- **Record extracts**:

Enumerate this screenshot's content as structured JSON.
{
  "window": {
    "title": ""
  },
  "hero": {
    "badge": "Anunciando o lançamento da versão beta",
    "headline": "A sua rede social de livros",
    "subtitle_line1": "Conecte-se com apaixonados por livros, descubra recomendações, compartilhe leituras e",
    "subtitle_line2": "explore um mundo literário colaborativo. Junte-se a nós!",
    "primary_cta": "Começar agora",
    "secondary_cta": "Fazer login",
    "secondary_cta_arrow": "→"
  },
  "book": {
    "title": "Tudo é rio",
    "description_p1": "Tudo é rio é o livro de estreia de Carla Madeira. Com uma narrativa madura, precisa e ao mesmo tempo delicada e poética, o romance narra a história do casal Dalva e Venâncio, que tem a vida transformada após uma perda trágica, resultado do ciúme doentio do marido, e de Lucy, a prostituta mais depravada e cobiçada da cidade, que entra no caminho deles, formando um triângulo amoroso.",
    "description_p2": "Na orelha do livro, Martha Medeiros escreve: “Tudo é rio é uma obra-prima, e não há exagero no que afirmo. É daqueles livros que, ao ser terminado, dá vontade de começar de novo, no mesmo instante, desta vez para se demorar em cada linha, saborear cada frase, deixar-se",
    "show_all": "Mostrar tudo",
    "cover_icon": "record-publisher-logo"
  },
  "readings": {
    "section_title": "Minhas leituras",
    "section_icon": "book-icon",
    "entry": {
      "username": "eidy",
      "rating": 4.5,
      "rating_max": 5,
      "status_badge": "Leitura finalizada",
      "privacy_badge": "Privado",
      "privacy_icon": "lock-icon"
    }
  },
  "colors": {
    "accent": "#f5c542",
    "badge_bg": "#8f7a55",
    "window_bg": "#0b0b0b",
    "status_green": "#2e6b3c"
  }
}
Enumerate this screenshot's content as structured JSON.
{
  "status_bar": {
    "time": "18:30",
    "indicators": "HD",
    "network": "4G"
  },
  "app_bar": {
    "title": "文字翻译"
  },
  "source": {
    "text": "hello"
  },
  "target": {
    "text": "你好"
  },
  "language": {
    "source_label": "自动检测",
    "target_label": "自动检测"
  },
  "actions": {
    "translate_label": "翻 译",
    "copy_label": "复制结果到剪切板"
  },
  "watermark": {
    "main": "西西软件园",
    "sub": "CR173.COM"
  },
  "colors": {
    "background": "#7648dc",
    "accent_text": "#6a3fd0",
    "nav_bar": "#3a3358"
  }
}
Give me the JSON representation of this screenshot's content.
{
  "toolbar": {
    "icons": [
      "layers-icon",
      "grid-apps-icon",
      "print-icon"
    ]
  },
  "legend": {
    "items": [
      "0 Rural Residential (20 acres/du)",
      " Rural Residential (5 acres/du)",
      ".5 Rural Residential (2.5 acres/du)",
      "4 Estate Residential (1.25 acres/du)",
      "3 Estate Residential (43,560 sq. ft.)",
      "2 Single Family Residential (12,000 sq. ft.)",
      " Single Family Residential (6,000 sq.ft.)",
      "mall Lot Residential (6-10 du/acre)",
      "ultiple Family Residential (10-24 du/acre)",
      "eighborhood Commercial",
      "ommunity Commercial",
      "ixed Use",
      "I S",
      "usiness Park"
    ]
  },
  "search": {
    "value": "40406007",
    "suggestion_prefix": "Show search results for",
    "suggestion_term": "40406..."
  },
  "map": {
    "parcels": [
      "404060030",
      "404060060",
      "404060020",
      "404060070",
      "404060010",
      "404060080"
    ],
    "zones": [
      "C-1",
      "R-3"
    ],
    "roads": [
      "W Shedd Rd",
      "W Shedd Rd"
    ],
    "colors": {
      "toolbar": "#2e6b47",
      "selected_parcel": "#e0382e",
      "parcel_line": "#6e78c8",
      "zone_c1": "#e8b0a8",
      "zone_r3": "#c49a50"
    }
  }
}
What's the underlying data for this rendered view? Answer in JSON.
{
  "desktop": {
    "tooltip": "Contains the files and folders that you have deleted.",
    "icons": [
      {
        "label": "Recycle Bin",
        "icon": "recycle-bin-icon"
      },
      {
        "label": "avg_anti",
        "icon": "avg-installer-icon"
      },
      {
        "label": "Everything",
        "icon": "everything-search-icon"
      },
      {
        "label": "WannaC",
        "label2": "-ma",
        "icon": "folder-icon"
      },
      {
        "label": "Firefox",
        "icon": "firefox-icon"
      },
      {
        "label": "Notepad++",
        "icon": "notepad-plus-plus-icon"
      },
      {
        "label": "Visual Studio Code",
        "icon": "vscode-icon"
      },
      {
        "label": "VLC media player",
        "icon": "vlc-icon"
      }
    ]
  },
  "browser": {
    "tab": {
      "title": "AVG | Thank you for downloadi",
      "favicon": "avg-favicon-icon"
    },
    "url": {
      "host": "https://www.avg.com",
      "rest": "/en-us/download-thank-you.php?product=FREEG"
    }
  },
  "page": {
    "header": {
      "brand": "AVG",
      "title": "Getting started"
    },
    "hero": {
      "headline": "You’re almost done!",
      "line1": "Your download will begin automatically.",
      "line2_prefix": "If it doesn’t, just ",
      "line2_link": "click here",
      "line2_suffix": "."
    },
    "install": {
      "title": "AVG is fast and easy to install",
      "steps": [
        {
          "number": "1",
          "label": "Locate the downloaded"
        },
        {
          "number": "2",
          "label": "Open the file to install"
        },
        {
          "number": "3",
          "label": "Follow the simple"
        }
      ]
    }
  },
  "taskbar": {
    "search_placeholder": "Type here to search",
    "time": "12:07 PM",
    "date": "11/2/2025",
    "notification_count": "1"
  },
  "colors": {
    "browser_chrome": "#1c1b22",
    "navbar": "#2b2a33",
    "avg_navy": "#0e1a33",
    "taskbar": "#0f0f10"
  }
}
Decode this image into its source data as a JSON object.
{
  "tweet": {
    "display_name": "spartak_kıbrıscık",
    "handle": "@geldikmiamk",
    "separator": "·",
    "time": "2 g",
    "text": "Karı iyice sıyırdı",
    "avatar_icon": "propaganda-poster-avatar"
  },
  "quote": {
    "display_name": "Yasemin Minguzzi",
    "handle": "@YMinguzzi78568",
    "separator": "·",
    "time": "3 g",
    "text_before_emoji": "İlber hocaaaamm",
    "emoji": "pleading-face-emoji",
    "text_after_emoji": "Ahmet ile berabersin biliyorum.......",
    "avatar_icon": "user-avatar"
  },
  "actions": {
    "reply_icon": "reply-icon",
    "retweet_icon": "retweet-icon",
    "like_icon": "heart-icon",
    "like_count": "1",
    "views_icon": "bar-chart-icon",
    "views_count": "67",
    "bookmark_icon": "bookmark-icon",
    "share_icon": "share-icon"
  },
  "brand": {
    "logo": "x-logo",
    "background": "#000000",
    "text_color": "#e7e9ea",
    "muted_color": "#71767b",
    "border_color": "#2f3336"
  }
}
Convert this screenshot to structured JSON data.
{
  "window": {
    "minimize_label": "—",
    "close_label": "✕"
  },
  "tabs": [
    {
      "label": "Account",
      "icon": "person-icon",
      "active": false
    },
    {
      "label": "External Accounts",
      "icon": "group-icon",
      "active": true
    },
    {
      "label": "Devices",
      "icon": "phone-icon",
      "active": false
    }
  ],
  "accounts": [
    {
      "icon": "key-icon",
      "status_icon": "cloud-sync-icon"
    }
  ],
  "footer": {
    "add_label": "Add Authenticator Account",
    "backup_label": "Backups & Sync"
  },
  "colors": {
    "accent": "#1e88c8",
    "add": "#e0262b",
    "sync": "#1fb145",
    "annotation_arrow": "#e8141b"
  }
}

- **Exercise objective**:
Find the word "leituras" and list each line it appears in.

- **Task response**:
    "subtitle_line1": "Conecte-se com apaixonados por livros, descubra recomendações, compartilhe leituras e",
    "section_title": "Minhas leituras",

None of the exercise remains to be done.